● **WHAT IS EXPECTED**
Reproduce the listing below without changes, except that pictures are left out.

● **SUPPLIED DATA**
==============================

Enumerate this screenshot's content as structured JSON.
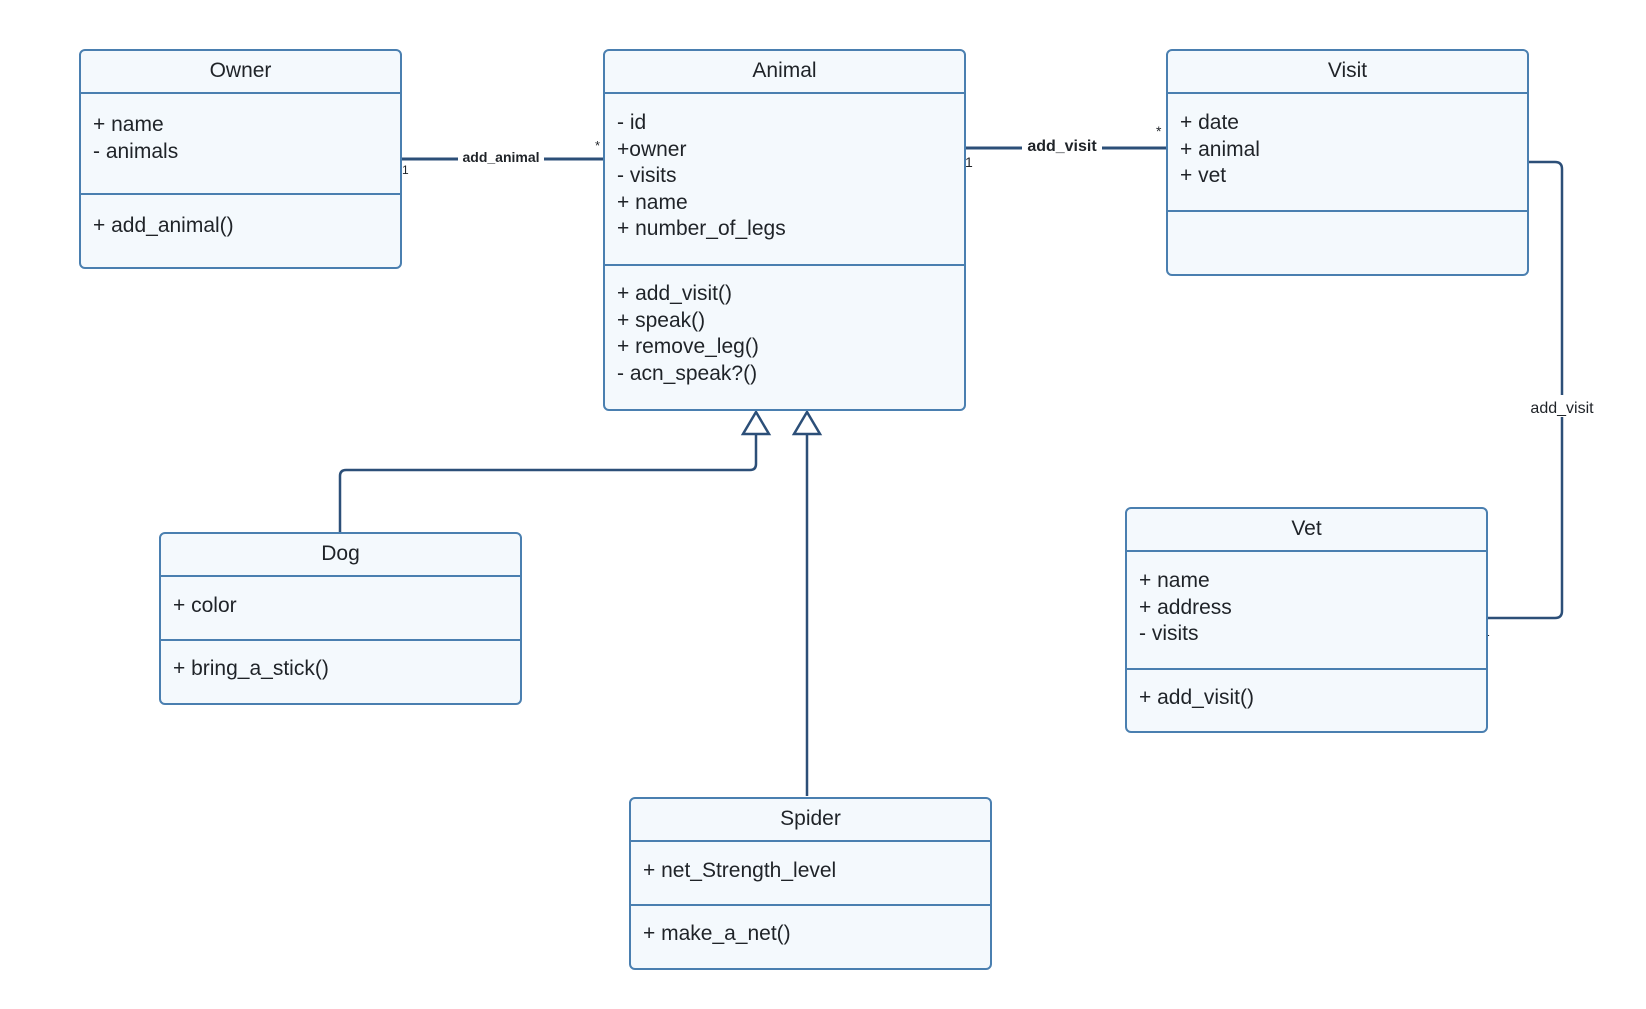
{
  "diagram": {
    "type": "UML class diagram",
    "classes": {
      "owner": {
        "name": "Owner",
        "attributes": [
          "+ name",
          "- animals"
        ],
        "methods": [
          "+ add_animal()"
        ]
      },
      "animal": {
        "name": "Animal",
        "attributes": [
          "- id",
          "+owner",
          "- visits",
          "+ name",
          "+ number_of_legs"
        ],
        "methods": [
          "+ add_visit()",
          "+ speak()",
          "+ remove_leg()",
          "- acn_speak?()"
        ]
      },
      "visit": {
        "name": "Visit",
        "attributes": [
          "+ date",
          "+ animal",
          "+ vet"
        ],
        "methods": []
      },
      "vet": {
        "name": "Vet",
        "attributes": [
          "+ name",
          "+ address",
          "- visits"
        ],
        "methods": [
          "+ add_visit()"
        ]
      },
      "dog": {
        "name": "Dog",
        "attributes": [
          "+ color"
        ],
        "methods": [
          "+ bring_a_stick()"
        ]
      },
      "spider": {
        "name": "Spider",
        "attributes": [
          "+ net_Strength_level"
        ],
        "methods": [
          "+ make_a_net()"
        ]
      }
    },
    "associations": {
      "owner_animal": {
        "label": "add_animal",
        "source_multiplicity": "1",
        "target_multiplicity": "*"
      },
      "animal_visit": {
        "label": "add_visit",
        "source_multiplicity": "1",
        "target_multiplicity": "*"
      },
      "visit_vet": {
        "label": "add_visit",
        "source_multiplicity": "*",
        "target_multiplicity": "1"
      }
    },
    "generalizations": [
      {
        "child": "Dog",
        "parent": "Animal"
      },
      {
        "child": "Spider",
        "parent": "Animal"
      }
    ],
    "colors": {
      "box_border": "#4a7fb0",
      "box_fill": "#f4f9fd",
      "connector": "#2c4f78",
      "text": "#1f2328"
    }
  }
}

==============================

● **ANSWER IN FULL**
Enumerate this screenshot's content as structured JSON.
{
  "diagram": {
    "type": "UML class diagram",
    "classes": {
      "owner": {
        "name": "Owner",
        "attributes": [
          "+ name",
          "- animals"
        ],
        "methods": [
          "+ add_animal()"
        ]
      },
      "animal": {
        "name": "Animal",
        "attributes": [
          "- id",
          "+owner",
          "- visits",
          "+ name",
          "+ number_of_legs"
        ],
        "methods": [
          "+ add_visit()",
          "+ speak()",
          "+ remove_leg()",
          "- acn_speak?()"
        ]
      },
      "visit": {
        "name": "Visit",
        "attributes": [
          "+ date",
          "+ animal",
          "+ vet"
        ],
        "methods": []
      },
      "vet": {
        "name": "Vet",
        "attributes": [
          "+ name",
          "+ address",
          "- visits"
        ],
        "methods": [
          "+ add_visit()"
        ]
      },
      "dog": {
        "name": "Dog",
        "attributes": [
          "+ color"
        ],
        "methods": [
          "+ bring_a_stick()"
        ]
      },
      "spider": {
        "name": "Spider",
        "attributes": [
          "+ net_Strength_level"
        ],
        "methods": [
          "+ make_a_net()"
        ]
      }
    },
    "associations": {
      "owner_animal": {
        "label": "add_animal",
        "source_multiplicity": "1",
        "target_multiplicity": "*"
      },
      "animal_visit": {
        "label": "add_visit",
        "source_multiplicity": "1",
        "target_multiplicity": "*"
      },
      "visit_vet": {
        "label": "add_visit",
        "source_multiplicity": "*",
        "target_multiplicity": "1"
      }
    },
    "generalizations": [
      {
        "child": "Dog",
        "parent": "Animal"
      },
      {
        "child": "Spider",
        "parent": "Animal"
      }
    ],
    "colors": {
      "box_border": "#4a7fb0",
      "box_fill": "#f4f9fd",
      "connector": "#2c4f78",
      "text": "#1f2328"
    }
  }
}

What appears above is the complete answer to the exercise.